- **Data rows**
━━━━━━━━━━━━━━━━

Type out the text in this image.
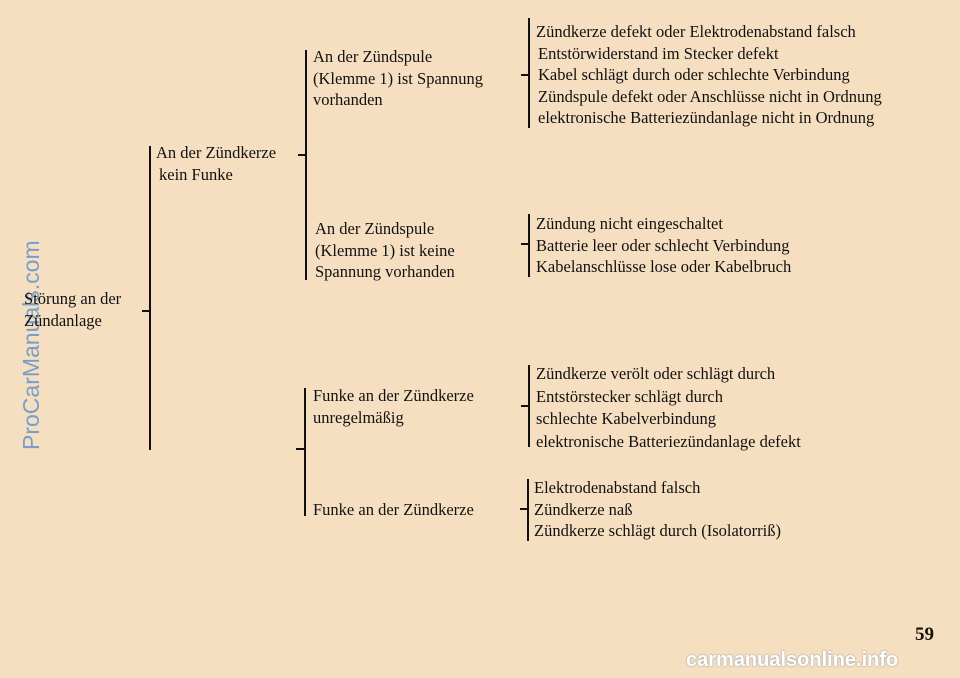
ProCarManuals.com
carmanualsonline.info
Störung an der
Zündanlage
An der Zündkerze
kein Funke
Funke an der Zündkerze
unregelmäßig
Funke an der Zündkerze
An der Zündspule
(Klemme 1) ist Spannung
vorhanden
An der Zündspule
(Klemme 1) ist keine
Spannung vorhanden
Zündkerze defekt oder Elektrodenabstand falsch
Entstörwiderstand im Stecker defekt
Kabel schlägt durch oder schlechte Verbindung
Zündspule defekt oder Anschlüsse nicht in Ordnung
elektronische Batteriezündanlage nicht in Ordnung
Zündung nicht eingeschaltet
Batterie leer oder schlecht Verbindung
Kabelanschlüsse lose oder Kabelbruch
Zündkerze verölt oder schlägt durch
Entstörstecker schlägt durch
schlechte Kabelverbindung
elektronische Batteriezündanlage defekt
Elektrodenabstand falsch
Zündkerze naß
Zündkerze schlägt durch (Isolatorriß)
59
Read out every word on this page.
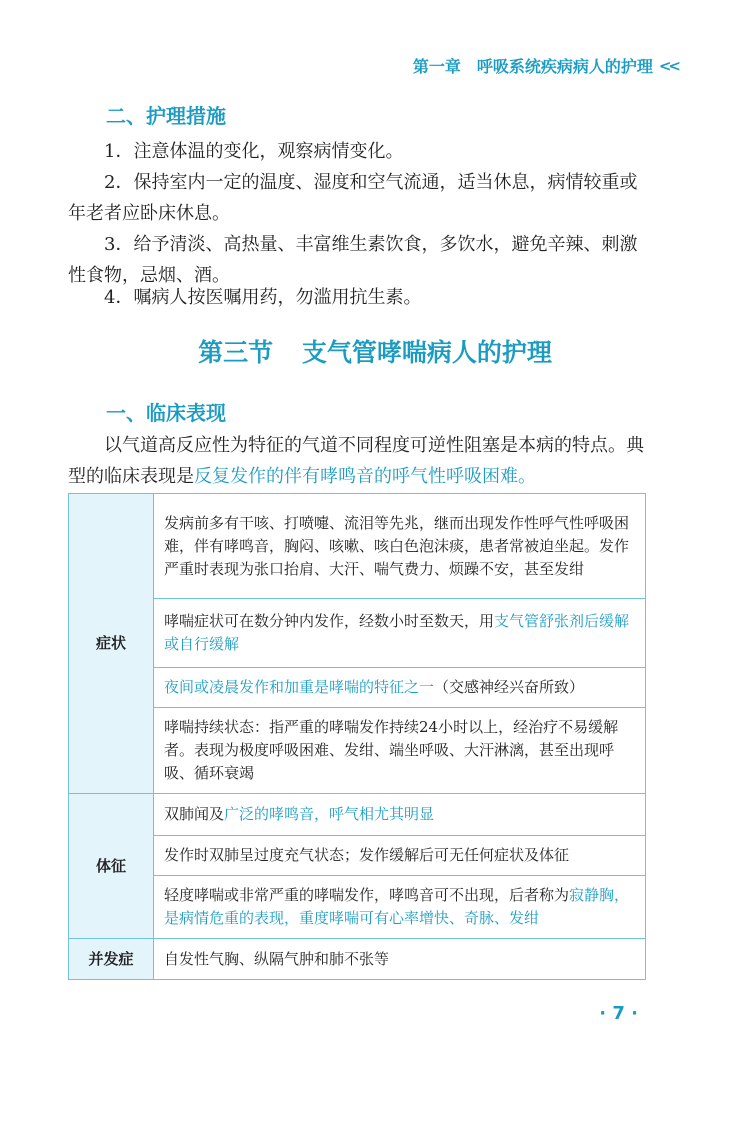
第一章 呼吸系统疾病病人的护理 <<
二、护理措施
1．注意体温的变化，观察病情变化。
2．保持室内一定的温度、湿度和空气流通，适当休息，病情较重或年老者应卧床休息。
3．给予清淡、高热量、丰富维生素饮食，多饮水，避免辛辣、刺激性食物，忌烟、酒。
4．嘱病人按医嘱用药，勿滥用抗生素。
第三节 支气管哮喘病人的护理
一、临床表现
以气道高反应性为特征的气道不同程度可逆性阻塞是本病的特点。典型的临床表现是反复发作的伴有哮鸣音的呼气性呼吸困难。
症状	发病前多有干咳、打喷嚏、流泪等先兆，继而出现发作性呼气性呼吸困难，伴有哮鸣音，胸闷、咳嗽、咳白色泡沫痰，患者常被迫坐起。发作严重时表现为张口抬肩、大汗、喘气费力、烦躁不安，甚至发绀
	哮喘症状可在数分钟内发作，经数小时至数天，用支气管舒张剂后缓解或自行缓解
	夜间或凌晨发作和加重是哮喘的特征之一（交感神经兴奋所致）
	哮喘持续状态：指严重的哮喘发作持续24小时以上，经治疗不易缓解者。表现为极度呼吸困难、发绀、端坐呼吸、大汗淋漓，甚至出现呼吸、循环衰竭
体征	双肺闻及广泛的哮鸣音，呼气相尤其明显
	发作时双肺呈过度充气状态；发作缓解后可无任何症状及体征
	轻度哮喘或非常严重的哮喘发作，哮鸣音可不出现，后者称为寂静胸，是病情危重的表现，重度哮喘可有心率增快、奇脉、发绀
并发症	自发性气胸、纵隔气肿和肺不张等
· 7 ·
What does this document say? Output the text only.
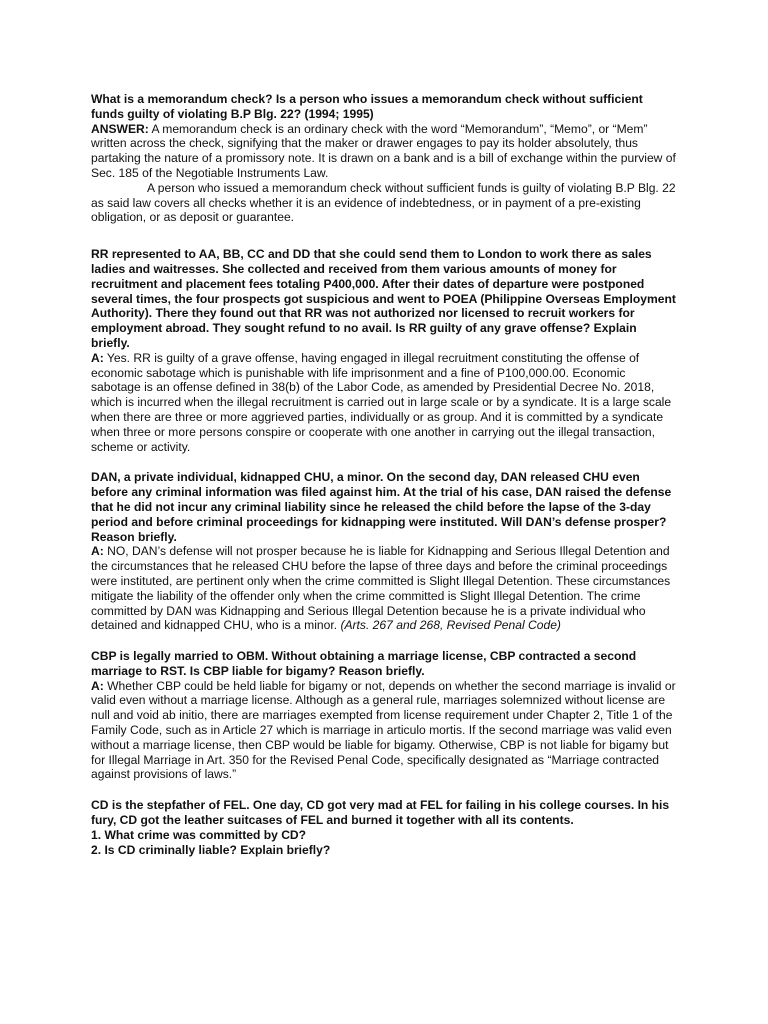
What is a memorandum check? Is a person who issues a memorandum check without sufficient funds guilty of violating B.P Blg. 22? (1994; 1995)

ANSWER: A memorandum check is an ordinary check with the word “Memorandum”, “Memo”, or “Mem” written across the check, signifying that the maker or drawer engages to pay its holder absolutely, thus partaking the nature of a promissory note. It is drawn on a bank and is a bill of exchange within the purview of Sec. 185 of the Negotiable Instruments Law.

A person who issued a memorandum check without sufficient funds is guilty of violating B.P Blg. 22 as said law covers all checks whether it is an evidence of indebtedness, or in payment of a pre-existing obligation, or as deposit or guarantee.

RR represented to AA, BB, CC and DD that she could send them to London to work there as sales ladies and waitresses. She collected and received from them various amounts of money for recruitment and placement fees totaling P400,000. After their dates of departure were postponed several times, the four prospects got suspicious and went to POEA (Philippine Overseas Employment Authority). There they found out that RR was not authorized nor licensed to recruit workers for employment abroad. They sought refund to no avail. Is RR guilty of any grave offense? Explain briefly.

A: Yes. RR is guilty of a grave offense, having engaged in illegal recruitment constituting the offense of economic sabotage which is punishable with life imprisonment and a fine of P100,000.00. Economic sabotage is an offense defined in 38(b) of the Labor Code, as amended by Presidential Decree No. 2018, which is incurred when the illegal recruitment is carried out in large scale or by a syndicate. It is a large scale when there are three or more aggrieved parties, individually or as group. And it is committed by a syndicate when three or more persons conspire or cooperate with one another in carrying out the illegal transaction, scheme or activity.

DAN, a private individual, kidnapped CHU, a minor. On the second day, DAN released CHU even before any criminal information was filed against him. At the trial of his case, DAN raised the defense that he did not incur any criminal liability since he released the child before the lapse of the 3-day period and before criminal proceedings for kidnapping were instituted. Will DAN’s defense prosper? Reason briefly.

A: NO, DAN’s defense will not prosper because he is liable for Kidnapping and Serious Illegal Detention and the circumstances that he released CHU before the lapse of three days and before the criminal proceedings were instituted, are pertinent only when the crime committed is Slight Illegal Detention. These circumstances mitigate the liability of the offender only when the crime committed is Slight Illegal Detention. The crime committed by DAN was Kidnapping and Serious Illegal Detention because he is a private individual who detained and kidnapped CHU, who is a minor. (Arts. 267 and 268, Revised Penal Code)

CBP is legally married to OBM. Without obtaining a marriage license, CBP contracted a second marriage to RST. Is CBP liable for bigamy? Reason briefly.

A: Whether CBP could be held liable for bigamy or not, depends on whether the second marriage is invalid or valid even without a marriage license. Although as a general rule, marriages solemnized without license are null and void ab initio, there are marriages exempted from license requirement under Chapter 2, Title 1 of the Family Code, such as in Article 27 which is marriage in articulo mortis. If the second marriage was valid even without a marriage license, then CBP would be liable for bigamy. Otherwise, CBP is not liable for bigamy but for Illegal Marriage in Art. 350 for the Revised Penal Code, specifically designated as “Marriage contracted against provisions of laws.”

CD is the stepfather of FEL. One day, CD got very mad at FEL for failing in his college courses. In his fury, CD got the leather suitcases of FEL and burned it together with all its contents.

1. What crime was committed by CD?

2. Is CD criminally liable? Explain briefly?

━━━━━━━━━━━━━━━━

Images in the data above are to be skipped. Retype all other material exactly.

- **Answer**
Type out the text in this image.
ProCarManuals.com
carmanualsonline.info
Störung an der
Zündanlage
An der Zündkerze
kein Funke
Funke an der Zündkerze
unregelmäßig
Funke an der Zündkerze
An der Zündspule
(Klemme 1) ist Spannung
vorhanden
An der Zündspule
(Klemme 1) ist keine
Spannung vorhanden
Zündkerze defekt oder Elektrodenabstand falsch
Entstörwiderstand im Stecker defekt
Kabel schlägt durch oder schlechte Verbindung
Zündspule defekt oder Anschlüsse nicht in Ordnung
elektronische Batteriezündanlage nicht in Ordnung
Zündung nicht eingeschaltet
Batterie leer oder schlecht Verbindung
Kabelanschlüsse lose oder Kabelbruch
Zündkerze verölt oder schlägt durch
Entstörstecker schlägt durch
schlechte Kabelverbindung
elektronische Batteriezündanlage defekt
Elektrodenabstand falsch
Zündkerze naß
Zündkerze schlägt durch (Isolatorriß)
59
Read out every word on this page.
第一章 呼吸系统疾病病人的护理 <<
二、护理措施
1．注意体温的变化，观察病情变化。
2．保持室内一定的温度、湿度和空气流通，适当休息，病情较重或年老者应卧床休息。
3．给予清淡、高热量、丰富维生素饮食，多饮水，避免辛辣、刺激性食物，忌烟、酒。
4．嘱病人按医嘱用药，勿滥用抗生素。
第三节 支气管哮喘病人的护理
一、临床表现
以气道高反应性为特征的气道不同程度可逆性阻塞是本病的特点。典型的临床表现是反复发作的伴有哮鸣音的呼气性呼吸困难。
症状	发病前多有干咳、打喷嚏、流泪等先兆，继而出现发作性呼气性呼吸困难，伴有哮鸣音，胸闷、咳嗽、咳白色泡沫痰，患者常被迫坐起。发作严重时表现为张口抬肩、大汗、喘气费力、烦躁不安，甚至发绀
	哮喘症状可在数分钟内发作，经数小时至数天，用支气管舒张剂后缓解或自行缓解
	夜间或凌晨发作和加重是哮喘的特征之一（交感神经兴奋所致）
	哮喘持续状态：指严重的哮喘发作持续24小时以上，经治疗不易缓解者。表现为极度呼吸困难、发绀、端坐呼吸、大汗淋漓，甚至出现呼吸、循环衰竭
体征	双肺闻及广泛的哮鸣音，呼气相尤其明显
	发作时双肺呈过度充气状态；发作缓解后可无任何症状及体征
	轻度哮喘或非常严重的哮喘发作，哮鸣音可不出现，后者称为寂静胸，是病情危重的表现，重度哮喘可有心率增快、奇脉、发绀
并发症	自发性气胸、纵隔气肿和肺不张等
· 7 ·
What does this document say? Output the text only.
What is a memorandum check? Is a person who issues a memorandum check without sufficient funds guilty of violating B.P Blg. 22? (1994; 1995)

ANSWER: A memorandum check is an ordinary check with the word “Memorandum”, “Memo”, or “Mem” written across the check, signifying that the maker or drawer engages to pay its holder absolutely, thus partaking the nature of a promissory note. It is drawn on a bank and is a bill of exchange within the purview of Sec. 185 of the Negotiable Instruments Law.

A person who issued a memorandum check without sufficient funds is guilty of violating B.P Blg. 22 as said law covers all checks whether it is an evidence of indebtedness, or in payment of a pre-existing obligation, or as deposit or guarantee.

RR represented to AA, BB, CC and DD that she could send them to London to work there as sales ladies and waitresses. She collected and received from them various amounts of money for recruitment and placement fees totaling P400,000. After their dates of departure were postponed several times, the four prospects got suspicious and went to POEA (Philippine Overseas Employment Authority). There they found out that RR was not authorized nor licensed to recruit workers for employment abroad. They sought refund to no avail. Is RR guilty of any grave offense? Explain briefly.

A: Yes. RR is guilty of a grave offense, having engaged in illegal recruitment constituting the offense of economic sabotage which is punishable with life imprisonment and a fine of P100,000.00. Economic sabotage is an offense defined in 38(b) of the Labor Code, as amended by Presidential Decree No. 2018, which is incurred when the illegal recruitment is carried out in large scale or by a syndicate. It is a large scale when there are three or more aggrieved parties, individually or as group. And it is committed by a syndicate when three or more persons conspire or cooperate with one another in carrying out the illegal transaction, scheme or activity.

DAN, a private individual, kidnapped CHU, a minor. On the second day, DAN released CHU even before any criminal information was filed against him. At the trial of his case, DAN raised the defense that he did not incur any criminal liability since he released the child before the lapse of the 3-day period and before criminal proceedings for kidnapping were instituted. Will DAN’s defense prosper? Reason briefly.

A: NO, DAN’s defense will not prosper because he is liable for Kidnapping and Serious Illegal Detention and the circumstances that he released CHU before the lapse of three days and before the criminal proceedings were instituted, are pertinent only when the crime committed is Slight Illegal Detention. These circumstances mitigate the liability of the offender only when the crime committed is Slight Illegal Detention. The crime committed by DAN was Kidnapping and Serious Illegal Detention because he is a private individual who detained and kidnapped CHU, who is a minor. (Arts. 267 and 268, Revised Penal Code)

CBP is legally married to OBM. Without obtaining a marriage license, CBP contracted a second marriage to RST. Is CBP liable for bigamy? Reason briefly.

A: Whether CBP could be held liable for bigamy or not, depends on whether the second marriage is invalid or valid even without a marriage license. Although as a general rule, marriages solemnized without license are null and void ab initio, there are marriages exempted from license requirement under Chapter 2, Title 1 of the Family Code, such as in Article 27 which is marriage in articulo mortis. If the second marriage was valid even without a marriage license, then CBP would be liable for bigamy. Otherwise, CBP is not liable for bigamy but for Illegal Marriage in Art. 350 for the Revised Penal Code, specifically designated as “Marriage contracted against provisions of laws.”

CD is the stepfather of FEL. One day, CD got very mad at FEL for failing in his college courses. In his fury, CD got the leather suitcases of FEL and burned it together with all its contents.

1. What crime was committed by CD?

2. Is CD criminally liable? Explain briefly?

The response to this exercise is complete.